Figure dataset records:
--- start ---
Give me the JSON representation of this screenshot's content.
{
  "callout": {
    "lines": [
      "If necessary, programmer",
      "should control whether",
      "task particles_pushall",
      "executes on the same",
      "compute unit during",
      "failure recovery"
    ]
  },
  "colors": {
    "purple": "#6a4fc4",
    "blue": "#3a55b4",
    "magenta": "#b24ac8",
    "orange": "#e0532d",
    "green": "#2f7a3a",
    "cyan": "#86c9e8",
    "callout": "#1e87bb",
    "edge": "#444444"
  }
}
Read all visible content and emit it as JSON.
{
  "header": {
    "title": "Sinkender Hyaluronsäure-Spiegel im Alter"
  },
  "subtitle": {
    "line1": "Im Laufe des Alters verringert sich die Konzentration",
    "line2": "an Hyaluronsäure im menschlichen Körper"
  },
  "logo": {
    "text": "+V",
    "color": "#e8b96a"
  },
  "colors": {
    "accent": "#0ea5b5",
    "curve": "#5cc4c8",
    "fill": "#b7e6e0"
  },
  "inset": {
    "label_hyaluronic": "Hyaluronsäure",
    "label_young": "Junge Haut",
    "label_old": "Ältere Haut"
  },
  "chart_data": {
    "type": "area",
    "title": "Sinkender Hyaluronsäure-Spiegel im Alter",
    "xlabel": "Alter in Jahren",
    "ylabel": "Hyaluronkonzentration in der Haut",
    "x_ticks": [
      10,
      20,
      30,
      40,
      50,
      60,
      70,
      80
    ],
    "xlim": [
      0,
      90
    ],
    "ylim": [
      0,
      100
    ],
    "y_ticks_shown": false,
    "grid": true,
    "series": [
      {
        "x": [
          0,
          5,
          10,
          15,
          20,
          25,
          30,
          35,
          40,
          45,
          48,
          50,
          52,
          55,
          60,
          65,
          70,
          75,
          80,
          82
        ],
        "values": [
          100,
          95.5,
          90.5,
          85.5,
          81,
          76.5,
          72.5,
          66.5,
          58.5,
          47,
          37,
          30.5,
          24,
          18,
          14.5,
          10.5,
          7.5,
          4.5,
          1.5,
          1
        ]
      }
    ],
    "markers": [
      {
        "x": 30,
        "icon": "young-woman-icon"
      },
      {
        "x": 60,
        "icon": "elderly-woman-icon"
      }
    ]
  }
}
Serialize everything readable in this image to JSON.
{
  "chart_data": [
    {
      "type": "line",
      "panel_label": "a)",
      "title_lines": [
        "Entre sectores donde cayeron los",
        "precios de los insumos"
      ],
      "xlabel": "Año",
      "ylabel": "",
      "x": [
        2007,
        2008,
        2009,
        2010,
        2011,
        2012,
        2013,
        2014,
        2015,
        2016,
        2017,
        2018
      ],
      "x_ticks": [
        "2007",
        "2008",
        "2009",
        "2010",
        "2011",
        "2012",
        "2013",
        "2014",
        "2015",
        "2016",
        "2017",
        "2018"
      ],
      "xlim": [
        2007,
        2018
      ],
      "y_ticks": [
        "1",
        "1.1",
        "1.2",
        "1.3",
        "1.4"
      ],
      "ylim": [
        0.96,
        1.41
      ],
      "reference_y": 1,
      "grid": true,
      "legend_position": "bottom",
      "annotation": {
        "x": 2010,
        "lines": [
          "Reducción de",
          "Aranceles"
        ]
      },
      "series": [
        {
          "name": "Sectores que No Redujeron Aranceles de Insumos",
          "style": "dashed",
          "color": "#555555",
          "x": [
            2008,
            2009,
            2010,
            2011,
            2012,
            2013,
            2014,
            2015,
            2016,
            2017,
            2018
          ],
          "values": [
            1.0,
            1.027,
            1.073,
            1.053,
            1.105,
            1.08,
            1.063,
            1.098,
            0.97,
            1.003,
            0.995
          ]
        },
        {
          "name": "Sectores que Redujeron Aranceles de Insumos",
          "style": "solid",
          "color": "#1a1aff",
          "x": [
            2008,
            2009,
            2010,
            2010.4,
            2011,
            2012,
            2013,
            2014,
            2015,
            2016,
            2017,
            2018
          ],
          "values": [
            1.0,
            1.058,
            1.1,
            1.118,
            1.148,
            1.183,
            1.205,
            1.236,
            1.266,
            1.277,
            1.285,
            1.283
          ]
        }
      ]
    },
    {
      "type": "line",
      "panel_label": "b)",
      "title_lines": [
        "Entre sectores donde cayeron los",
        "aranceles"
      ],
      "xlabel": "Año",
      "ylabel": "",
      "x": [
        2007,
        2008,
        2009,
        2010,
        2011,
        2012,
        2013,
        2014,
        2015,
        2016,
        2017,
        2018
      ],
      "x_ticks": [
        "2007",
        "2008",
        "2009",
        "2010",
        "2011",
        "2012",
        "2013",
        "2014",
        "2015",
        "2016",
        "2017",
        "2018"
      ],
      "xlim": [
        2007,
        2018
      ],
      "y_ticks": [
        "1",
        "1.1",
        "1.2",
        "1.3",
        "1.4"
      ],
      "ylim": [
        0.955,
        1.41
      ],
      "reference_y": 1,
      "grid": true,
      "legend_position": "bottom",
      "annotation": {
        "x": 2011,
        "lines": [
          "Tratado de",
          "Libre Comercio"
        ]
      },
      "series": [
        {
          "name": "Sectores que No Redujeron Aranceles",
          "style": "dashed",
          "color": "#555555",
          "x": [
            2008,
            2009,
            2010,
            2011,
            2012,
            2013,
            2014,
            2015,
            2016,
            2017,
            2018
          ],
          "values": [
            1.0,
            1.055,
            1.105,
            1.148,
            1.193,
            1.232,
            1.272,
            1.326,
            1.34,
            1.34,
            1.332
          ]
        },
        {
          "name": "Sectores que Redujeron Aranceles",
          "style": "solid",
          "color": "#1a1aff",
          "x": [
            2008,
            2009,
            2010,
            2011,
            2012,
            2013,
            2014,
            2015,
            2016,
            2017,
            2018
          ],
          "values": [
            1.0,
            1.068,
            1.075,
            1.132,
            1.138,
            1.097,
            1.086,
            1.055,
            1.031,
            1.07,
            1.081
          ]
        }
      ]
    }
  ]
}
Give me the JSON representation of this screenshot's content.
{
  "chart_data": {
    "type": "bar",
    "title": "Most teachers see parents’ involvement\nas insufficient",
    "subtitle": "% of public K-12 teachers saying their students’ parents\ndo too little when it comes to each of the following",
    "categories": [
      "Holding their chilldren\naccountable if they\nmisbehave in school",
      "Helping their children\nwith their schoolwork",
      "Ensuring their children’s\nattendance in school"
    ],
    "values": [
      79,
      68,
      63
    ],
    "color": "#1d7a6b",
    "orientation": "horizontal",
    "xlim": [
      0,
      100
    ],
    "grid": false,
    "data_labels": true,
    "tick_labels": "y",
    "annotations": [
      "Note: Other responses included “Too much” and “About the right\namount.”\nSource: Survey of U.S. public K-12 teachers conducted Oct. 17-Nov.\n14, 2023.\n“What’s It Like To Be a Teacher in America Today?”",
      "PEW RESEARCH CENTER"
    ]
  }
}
--- end ---
Identify the lines of the entries containing the string "parents". Copy each such line.

• [FINISHED TASK]:
    "title": "Most teachers see parents’ involvement\nas insufficient",
    "subtitle": "% of public K-12 teachers saying their students’ parents\ndo too little when it comes to each of the following",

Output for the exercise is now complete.